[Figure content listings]

(begin)

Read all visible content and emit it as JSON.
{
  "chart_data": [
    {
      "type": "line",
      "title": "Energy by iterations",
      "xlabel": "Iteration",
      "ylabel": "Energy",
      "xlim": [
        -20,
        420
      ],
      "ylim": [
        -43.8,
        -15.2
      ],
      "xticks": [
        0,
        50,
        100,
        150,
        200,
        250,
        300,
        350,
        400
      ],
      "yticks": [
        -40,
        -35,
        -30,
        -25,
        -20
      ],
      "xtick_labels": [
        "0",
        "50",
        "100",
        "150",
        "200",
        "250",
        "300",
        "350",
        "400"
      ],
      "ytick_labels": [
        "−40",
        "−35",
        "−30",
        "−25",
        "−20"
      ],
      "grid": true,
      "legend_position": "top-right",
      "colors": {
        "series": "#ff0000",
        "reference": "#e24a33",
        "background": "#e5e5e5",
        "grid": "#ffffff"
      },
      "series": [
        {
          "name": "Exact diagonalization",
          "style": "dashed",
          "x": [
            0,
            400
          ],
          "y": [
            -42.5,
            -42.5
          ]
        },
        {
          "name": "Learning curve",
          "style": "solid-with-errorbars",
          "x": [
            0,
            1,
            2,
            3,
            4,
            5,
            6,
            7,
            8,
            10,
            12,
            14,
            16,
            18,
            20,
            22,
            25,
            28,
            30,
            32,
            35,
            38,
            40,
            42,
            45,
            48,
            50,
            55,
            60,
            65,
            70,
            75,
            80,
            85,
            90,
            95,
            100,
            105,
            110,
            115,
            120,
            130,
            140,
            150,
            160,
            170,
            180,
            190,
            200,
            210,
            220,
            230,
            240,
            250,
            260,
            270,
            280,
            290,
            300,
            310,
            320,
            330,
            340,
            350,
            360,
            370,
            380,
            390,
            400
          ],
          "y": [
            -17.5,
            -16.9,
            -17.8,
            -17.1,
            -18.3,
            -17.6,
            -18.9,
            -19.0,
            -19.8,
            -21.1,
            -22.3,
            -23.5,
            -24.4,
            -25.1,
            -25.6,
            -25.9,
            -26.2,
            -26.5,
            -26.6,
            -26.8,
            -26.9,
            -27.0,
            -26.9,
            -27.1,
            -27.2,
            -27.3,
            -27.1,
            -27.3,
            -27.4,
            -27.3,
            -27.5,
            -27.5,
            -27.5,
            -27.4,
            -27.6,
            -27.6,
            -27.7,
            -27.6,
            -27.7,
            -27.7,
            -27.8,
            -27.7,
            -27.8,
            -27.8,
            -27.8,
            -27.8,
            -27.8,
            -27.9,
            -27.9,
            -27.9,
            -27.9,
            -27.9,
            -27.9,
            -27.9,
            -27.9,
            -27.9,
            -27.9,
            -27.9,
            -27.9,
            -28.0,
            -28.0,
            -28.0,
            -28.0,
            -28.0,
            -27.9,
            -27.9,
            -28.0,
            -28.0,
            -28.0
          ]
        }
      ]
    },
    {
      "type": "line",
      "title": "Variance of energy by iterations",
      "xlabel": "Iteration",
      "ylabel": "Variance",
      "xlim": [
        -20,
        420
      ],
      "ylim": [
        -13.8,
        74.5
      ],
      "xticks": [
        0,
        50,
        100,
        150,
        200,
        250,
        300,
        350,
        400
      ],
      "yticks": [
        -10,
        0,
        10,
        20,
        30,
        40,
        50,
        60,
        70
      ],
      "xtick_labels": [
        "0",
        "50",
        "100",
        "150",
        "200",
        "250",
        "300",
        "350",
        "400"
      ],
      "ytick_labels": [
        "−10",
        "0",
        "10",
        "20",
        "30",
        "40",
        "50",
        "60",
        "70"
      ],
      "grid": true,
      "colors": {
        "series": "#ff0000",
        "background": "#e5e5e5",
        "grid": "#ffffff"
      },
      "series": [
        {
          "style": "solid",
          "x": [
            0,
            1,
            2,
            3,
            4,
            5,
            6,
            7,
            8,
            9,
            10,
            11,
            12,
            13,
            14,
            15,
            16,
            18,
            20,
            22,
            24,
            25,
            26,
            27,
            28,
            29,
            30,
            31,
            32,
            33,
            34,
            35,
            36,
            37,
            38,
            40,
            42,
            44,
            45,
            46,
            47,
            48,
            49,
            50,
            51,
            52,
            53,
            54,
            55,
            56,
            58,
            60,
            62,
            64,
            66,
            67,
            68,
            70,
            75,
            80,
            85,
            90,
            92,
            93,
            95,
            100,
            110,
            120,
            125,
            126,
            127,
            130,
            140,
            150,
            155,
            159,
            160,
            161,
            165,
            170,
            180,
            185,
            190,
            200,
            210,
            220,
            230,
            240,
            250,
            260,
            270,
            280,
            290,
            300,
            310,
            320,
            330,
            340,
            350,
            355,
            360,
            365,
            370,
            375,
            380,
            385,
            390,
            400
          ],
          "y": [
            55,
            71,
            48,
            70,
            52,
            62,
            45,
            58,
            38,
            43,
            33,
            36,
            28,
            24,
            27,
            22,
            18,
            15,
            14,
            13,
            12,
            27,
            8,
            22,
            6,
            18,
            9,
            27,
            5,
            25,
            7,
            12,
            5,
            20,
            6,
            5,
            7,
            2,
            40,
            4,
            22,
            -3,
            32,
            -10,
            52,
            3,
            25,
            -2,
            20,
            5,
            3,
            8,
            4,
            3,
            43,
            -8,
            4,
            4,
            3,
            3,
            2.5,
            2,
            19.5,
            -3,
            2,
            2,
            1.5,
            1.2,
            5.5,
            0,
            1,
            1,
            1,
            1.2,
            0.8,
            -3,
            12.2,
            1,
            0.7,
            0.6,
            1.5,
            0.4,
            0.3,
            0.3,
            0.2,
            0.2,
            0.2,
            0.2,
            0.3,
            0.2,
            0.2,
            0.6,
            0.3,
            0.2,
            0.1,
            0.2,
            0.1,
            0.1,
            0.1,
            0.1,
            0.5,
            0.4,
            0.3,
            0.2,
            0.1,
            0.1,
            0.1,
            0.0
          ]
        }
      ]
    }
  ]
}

(end)

*WHAT TO WORK ON:*
Across the preceding material, how many lines contain the word "Variance"? State the number alone.

*RESPONSE BELOW:*
2